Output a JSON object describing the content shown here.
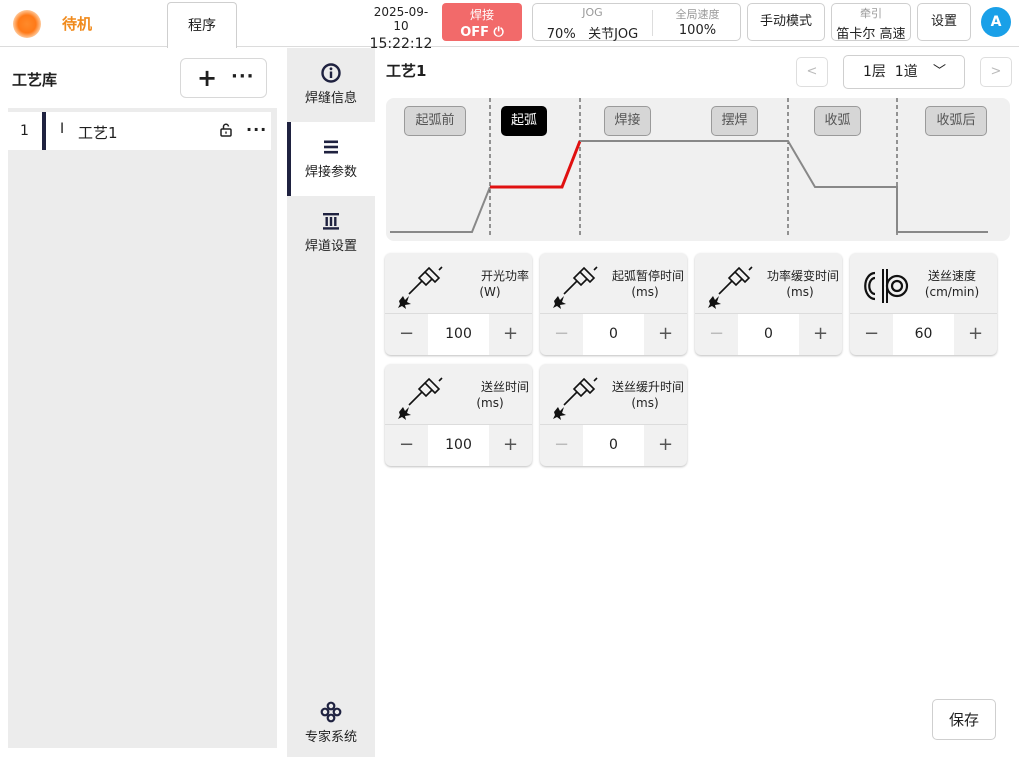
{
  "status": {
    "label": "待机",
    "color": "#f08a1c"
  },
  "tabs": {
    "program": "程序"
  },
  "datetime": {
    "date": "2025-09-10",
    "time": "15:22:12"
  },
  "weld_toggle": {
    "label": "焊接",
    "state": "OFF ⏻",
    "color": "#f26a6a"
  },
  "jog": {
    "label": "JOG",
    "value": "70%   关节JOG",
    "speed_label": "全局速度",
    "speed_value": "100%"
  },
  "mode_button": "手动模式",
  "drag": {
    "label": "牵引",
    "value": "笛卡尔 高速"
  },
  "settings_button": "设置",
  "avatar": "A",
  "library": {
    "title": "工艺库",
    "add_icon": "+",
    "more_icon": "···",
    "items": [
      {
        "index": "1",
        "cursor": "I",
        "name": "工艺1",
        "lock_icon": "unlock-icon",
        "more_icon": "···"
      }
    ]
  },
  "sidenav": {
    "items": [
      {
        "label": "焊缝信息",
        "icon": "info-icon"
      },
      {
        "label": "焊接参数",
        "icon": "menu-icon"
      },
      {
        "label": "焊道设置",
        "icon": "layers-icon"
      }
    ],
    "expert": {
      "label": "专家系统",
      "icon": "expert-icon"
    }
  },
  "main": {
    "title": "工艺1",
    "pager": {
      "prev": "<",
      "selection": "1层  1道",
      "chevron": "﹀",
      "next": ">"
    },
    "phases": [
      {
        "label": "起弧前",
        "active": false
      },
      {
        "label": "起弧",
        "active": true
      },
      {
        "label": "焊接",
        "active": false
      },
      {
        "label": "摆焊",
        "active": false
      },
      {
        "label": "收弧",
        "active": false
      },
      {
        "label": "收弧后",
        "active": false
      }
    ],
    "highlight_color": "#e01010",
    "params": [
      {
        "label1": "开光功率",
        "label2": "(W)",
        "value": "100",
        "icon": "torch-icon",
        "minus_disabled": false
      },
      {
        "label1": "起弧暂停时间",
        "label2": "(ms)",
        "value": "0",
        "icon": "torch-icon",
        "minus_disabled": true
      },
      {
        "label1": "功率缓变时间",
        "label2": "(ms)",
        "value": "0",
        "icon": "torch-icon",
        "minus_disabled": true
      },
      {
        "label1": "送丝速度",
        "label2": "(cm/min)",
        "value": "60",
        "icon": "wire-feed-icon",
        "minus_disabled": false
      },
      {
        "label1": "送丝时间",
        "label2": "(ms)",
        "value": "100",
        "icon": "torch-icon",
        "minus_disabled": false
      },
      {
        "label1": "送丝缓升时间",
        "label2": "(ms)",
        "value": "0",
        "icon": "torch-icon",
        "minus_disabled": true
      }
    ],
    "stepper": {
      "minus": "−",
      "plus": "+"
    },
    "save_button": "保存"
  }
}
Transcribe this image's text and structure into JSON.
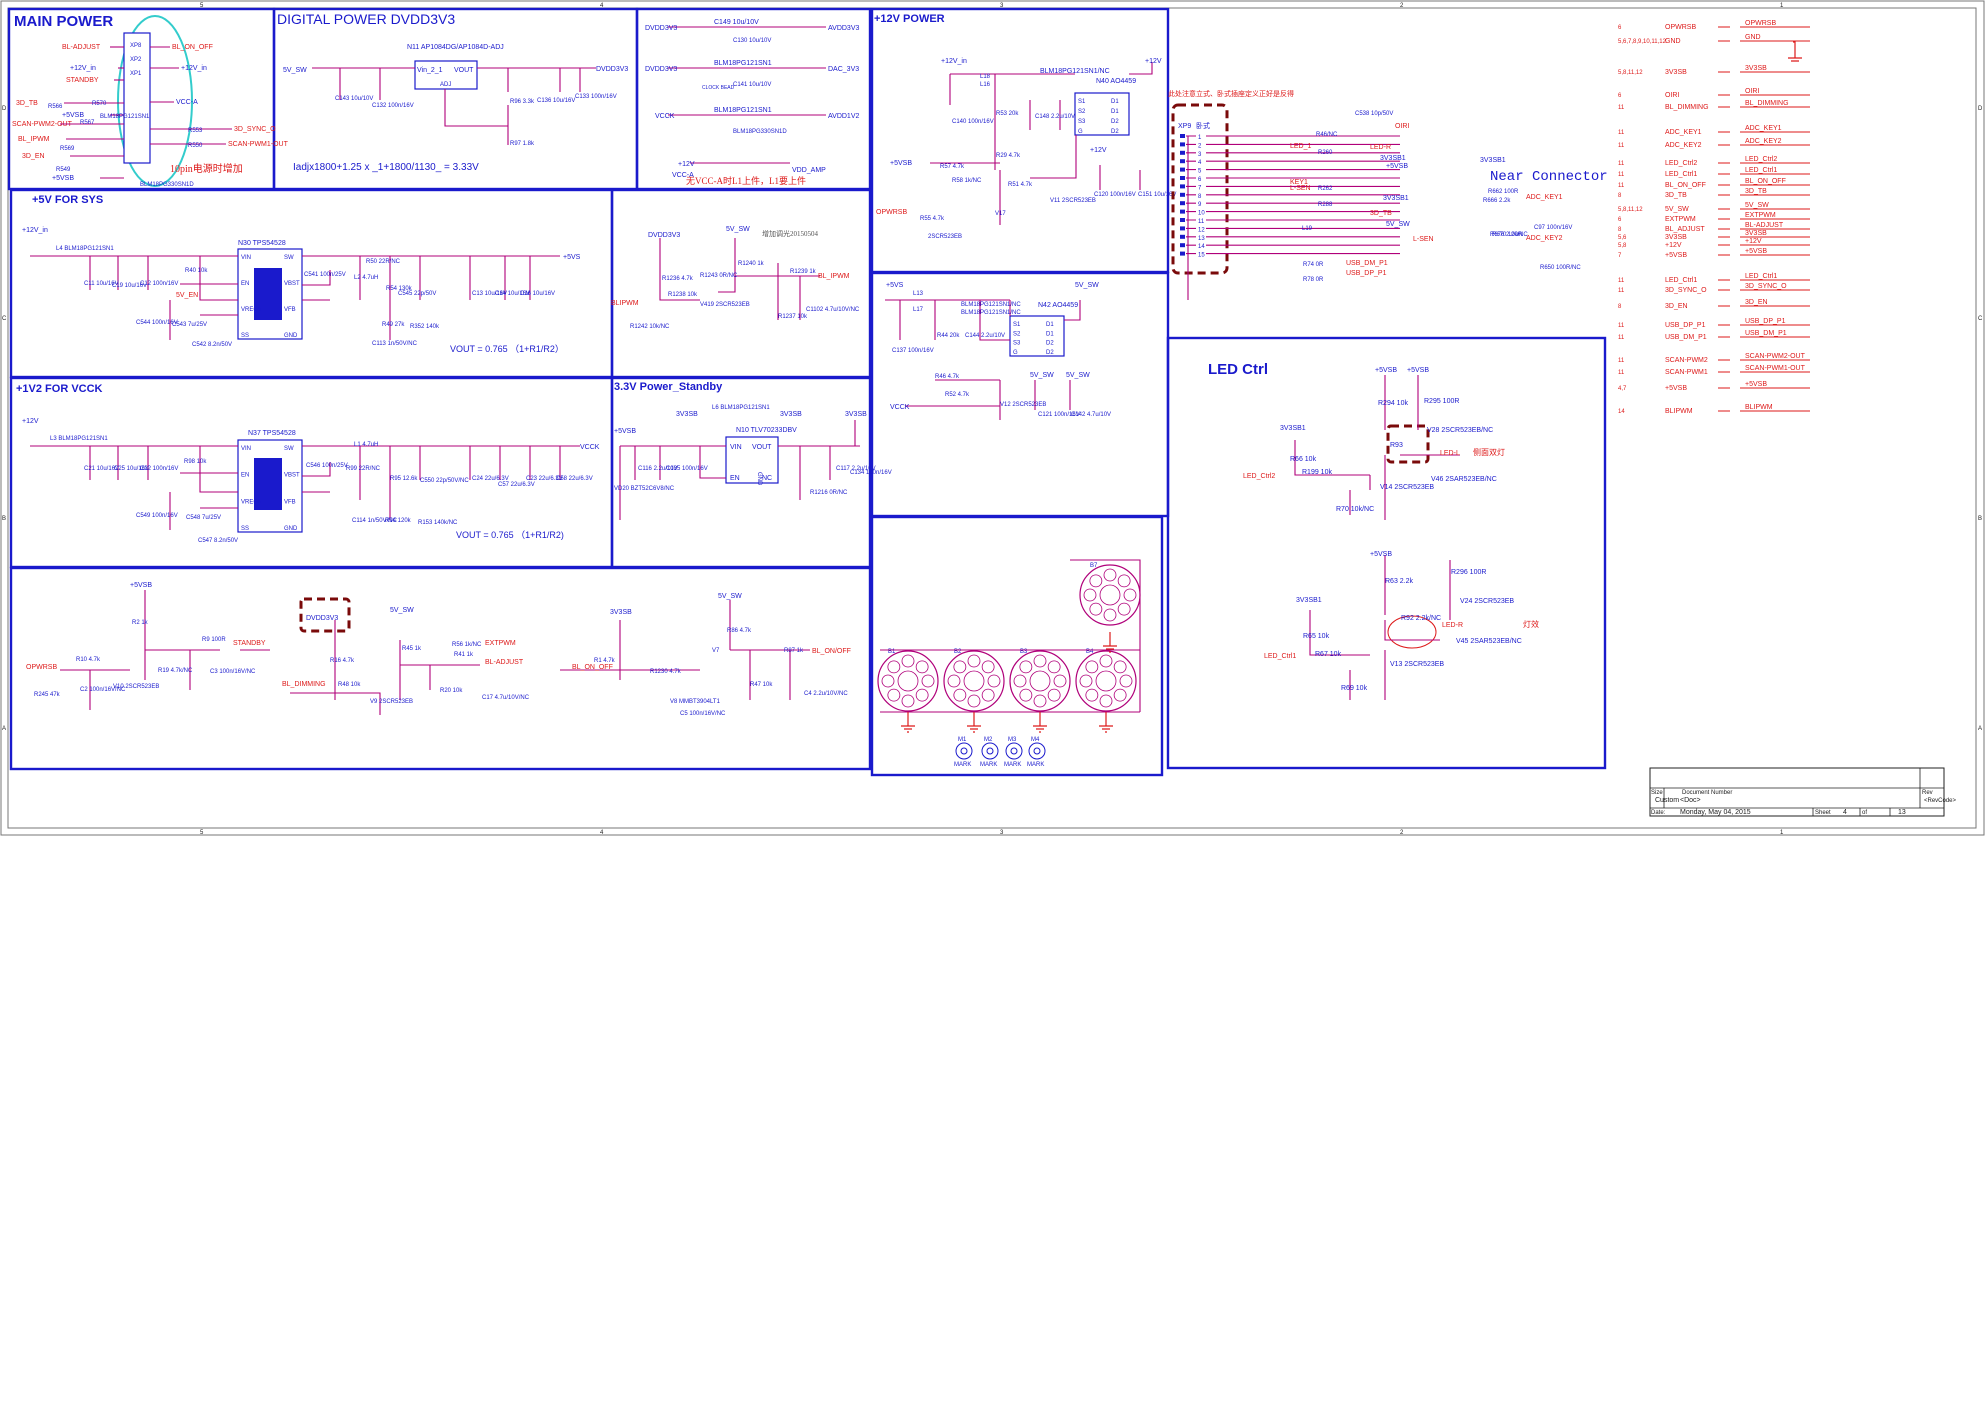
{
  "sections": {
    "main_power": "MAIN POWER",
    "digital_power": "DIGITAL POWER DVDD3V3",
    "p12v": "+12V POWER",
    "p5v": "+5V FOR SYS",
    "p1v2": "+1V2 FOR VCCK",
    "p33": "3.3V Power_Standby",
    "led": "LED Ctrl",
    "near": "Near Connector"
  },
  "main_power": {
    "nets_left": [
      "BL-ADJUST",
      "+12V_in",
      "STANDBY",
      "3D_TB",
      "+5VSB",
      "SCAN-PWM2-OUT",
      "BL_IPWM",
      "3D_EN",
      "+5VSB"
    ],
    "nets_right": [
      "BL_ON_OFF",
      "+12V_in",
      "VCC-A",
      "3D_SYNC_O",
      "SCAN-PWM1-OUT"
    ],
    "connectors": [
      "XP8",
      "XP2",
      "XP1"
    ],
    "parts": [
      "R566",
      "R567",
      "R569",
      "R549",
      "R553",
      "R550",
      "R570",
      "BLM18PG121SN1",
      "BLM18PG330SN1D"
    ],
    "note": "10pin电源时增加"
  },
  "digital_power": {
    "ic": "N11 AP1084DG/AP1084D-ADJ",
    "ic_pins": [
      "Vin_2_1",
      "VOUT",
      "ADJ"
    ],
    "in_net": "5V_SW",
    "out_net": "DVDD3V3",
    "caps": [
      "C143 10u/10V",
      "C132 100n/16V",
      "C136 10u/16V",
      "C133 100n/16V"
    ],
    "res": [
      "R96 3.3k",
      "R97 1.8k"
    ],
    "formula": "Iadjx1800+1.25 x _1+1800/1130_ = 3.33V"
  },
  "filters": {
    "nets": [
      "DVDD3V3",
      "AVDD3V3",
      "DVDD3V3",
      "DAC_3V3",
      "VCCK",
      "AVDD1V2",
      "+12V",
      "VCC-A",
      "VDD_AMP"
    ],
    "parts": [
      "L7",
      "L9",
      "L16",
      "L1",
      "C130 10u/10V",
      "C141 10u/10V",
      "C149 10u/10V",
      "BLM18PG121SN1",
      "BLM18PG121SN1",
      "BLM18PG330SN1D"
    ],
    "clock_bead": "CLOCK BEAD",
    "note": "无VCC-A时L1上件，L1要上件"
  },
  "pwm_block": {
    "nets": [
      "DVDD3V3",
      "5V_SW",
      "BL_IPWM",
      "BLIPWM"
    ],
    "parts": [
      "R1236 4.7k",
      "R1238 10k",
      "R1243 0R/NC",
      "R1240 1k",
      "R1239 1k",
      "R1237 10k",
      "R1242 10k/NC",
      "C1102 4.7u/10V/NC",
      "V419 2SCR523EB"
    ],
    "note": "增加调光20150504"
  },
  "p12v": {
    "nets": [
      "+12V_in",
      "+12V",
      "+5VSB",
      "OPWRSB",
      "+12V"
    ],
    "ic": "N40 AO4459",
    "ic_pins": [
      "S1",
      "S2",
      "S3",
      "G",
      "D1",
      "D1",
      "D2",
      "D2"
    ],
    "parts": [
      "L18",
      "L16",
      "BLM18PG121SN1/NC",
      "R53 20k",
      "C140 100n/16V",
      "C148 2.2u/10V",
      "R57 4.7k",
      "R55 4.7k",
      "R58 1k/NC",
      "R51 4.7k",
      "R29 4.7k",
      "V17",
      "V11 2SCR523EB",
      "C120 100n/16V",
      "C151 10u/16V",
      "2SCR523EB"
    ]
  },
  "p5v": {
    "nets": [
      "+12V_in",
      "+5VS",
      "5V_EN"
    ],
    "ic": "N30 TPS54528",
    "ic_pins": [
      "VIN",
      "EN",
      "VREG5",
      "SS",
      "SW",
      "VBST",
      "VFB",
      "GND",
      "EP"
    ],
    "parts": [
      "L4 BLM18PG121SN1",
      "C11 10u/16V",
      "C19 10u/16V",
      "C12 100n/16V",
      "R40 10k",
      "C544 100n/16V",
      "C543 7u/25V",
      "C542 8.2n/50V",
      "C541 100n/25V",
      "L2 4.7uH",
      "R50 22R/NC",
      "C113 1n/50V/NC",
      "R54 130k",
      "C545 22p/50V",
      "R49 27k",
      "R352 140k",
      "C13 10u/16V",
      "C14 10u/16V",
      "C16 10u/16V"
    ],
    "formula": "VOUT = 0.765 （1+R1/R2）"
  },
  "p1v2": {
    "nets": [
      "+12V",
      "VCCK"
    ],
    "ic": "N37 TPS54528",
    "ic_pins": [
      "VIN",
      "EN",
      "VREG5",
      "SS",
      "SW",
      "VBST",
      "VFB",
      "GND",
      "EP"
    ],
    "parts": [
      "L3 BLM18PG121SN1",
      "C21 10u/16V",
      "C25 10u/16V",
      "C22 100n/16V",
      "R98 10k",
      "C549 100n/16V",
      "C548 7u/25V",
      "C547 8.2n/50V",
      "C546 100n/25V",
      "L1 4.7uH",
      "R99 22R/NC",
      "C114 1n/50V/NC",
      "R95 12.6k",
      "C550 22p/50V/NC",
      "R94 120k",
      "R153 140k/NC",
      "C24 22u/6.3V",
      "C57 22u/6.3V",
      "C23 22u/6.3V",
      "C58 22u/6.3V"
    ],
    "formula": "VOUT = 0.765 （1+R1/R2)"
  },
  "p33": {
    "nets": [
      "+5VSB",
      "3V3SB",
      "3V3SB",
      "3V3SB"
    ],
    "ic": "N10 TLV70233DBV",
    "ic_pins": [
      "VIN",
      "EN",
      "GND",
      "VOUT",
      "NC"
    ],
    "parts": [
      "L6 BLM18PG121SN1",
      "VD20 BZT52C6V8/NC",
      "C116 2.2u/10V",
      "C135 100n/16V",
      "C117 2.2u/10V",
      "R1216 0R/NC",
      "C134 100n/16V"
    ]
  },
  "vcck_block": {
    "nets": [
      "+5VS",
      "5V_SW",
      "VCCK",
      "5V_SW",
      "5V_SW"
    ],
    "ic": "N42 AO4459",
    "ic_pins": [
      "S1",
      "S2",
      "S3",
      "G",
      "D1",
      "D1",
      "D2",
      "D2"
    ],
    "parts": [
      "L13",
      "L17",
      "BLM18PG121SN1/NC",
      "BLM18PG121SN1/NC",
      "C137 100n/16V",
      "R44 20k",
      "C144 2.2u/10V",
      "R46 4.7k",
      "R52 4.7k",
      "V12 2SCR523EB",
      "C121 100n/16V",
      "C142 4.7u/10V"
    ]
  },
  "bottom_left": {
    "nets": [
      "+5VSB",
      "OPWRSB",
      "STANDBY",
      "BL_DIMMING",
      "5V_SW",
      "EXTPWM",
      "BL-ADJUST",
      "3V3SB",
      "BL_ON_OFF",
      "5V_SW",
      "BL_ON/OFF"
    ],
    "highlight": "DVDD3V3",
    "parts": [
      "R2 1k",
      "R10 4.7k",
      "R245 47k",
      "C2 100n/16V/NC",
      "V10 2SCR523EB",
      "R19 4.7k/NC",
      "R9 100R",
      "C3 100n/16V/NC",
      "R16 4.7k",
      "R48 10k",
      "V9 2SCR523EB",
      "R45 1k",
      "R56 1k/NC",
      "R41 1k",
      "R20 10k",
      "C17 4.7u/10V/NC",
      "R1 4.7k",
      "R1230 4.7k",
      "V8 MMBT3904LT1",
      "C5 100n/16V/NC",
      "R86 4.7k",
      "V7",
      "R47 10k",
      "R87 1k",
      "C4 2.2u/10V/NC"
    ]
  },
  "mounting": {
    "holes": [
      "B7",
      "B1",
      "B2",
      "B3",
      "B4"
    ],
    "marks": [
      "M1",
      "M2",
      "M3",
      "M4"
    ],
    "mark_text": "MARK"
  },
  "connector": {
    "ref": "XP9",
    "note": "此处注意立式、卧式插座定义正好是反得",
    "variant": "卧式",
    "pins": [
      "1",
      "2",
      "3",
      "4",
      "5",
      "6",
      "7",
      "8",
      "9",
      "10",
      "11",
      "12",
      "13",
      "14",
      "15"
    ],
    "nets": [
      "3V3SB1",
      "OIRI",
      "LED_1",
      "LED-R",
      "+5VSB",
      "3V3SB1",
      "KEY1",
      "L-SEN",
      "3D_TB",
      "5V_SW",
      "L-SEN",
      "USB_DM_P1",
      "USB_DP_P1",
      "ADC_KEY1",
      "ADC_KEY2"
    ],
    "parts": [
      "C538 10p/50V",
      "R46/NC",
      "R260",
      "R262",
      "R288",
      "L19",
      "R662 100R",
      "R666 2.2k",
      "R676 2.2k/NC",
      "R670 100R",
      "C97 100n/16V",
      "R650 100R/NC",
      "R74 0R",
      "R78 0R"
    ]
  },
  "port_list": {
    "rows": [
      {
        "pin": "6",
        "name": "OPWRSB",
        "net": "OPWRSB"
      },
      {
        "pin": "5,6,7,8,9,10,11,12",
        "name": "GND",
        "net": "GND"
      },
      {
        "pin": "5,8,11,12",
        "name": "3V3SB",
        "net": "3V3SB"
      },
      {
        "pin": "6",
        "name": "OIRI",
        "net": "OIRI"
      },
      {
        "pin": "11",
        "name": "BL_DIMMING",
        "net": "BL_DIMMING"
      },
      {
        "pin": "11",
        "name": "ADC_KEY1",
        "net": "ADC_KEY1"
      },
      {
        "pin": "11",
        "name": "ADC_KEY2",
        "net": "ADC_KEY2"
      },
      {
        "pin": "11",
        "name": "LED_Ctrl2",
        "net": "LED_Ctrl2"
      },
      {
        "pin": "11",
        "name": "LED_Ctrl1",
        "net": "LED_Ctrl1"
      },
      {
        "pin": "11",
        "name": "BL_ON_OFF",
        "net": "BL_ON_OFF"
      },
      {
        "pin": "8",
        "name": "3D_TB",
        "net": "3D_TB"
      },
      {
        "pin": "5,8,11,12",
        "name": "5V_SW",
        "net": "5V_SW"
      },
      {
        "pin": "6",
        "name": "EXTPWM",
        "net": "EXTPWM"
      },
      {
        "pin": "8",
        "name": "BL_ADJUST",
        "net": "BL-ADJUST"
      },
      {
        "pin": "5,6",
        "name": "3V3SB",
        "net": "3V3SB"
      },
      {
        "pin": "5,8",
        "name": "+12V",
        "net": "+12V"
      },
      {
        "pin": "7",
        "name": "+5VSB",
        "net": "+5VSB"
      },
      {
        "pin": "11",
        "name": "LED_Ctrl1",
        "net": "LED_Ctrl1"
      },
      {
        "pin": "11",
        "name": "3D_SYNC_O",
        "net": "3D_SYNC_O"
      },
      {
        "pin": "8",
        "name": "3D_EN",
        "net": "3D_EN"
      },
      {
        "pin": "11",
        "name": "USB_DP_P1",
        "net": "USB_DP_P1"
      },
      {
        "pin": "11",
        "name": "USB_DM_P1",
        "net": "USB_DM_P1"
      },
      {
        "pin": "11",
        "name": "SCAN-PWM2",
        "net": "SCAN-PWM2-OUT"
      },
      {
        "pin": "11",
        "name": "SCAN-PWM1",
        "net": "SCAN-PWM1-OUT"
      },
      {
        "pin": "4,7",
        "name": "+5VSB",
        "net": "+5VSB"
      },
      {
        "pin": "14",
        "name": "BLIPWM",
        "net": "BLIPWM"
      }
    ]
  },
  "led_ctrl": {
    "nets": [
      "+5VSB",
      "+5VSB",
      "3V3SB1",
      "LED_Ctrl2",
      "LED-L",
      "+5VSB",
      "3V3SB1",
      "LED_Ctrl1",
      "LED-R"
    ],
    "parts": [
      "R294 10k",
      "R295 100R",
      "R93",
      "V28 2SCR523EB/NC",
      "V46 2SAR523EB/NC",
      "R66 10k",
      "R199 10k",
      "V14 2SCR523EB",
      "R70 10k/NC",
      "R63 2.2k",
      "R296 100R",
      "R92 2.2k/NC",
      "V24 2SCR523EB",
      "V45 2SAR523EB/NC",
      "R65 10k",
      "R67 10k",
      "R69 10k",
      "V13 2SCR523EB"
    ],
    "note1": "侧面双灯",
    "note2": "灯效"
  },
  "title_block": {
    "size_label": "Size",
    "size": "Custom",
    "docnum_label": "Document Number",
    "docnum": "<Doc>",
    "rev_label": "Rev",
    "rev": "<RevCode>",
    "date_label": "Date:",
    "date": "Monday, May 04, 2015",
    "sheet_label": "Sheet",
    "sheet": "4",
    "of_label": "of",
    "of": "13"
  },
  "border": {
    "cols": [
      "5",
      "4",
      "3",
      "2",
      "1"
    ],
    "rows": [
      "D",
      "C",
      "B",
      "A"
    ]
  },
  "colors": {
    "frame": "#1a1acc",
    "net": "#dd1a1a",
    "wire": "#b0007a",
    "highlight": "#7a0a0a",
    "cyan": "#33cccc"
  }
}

Request
Gather each line from the listing above that holds "OPWRSB".

Output
      "OPWRSB",
      "OPWRSB",
        "name": "OPWRSB",
        "net": "OPWRSB"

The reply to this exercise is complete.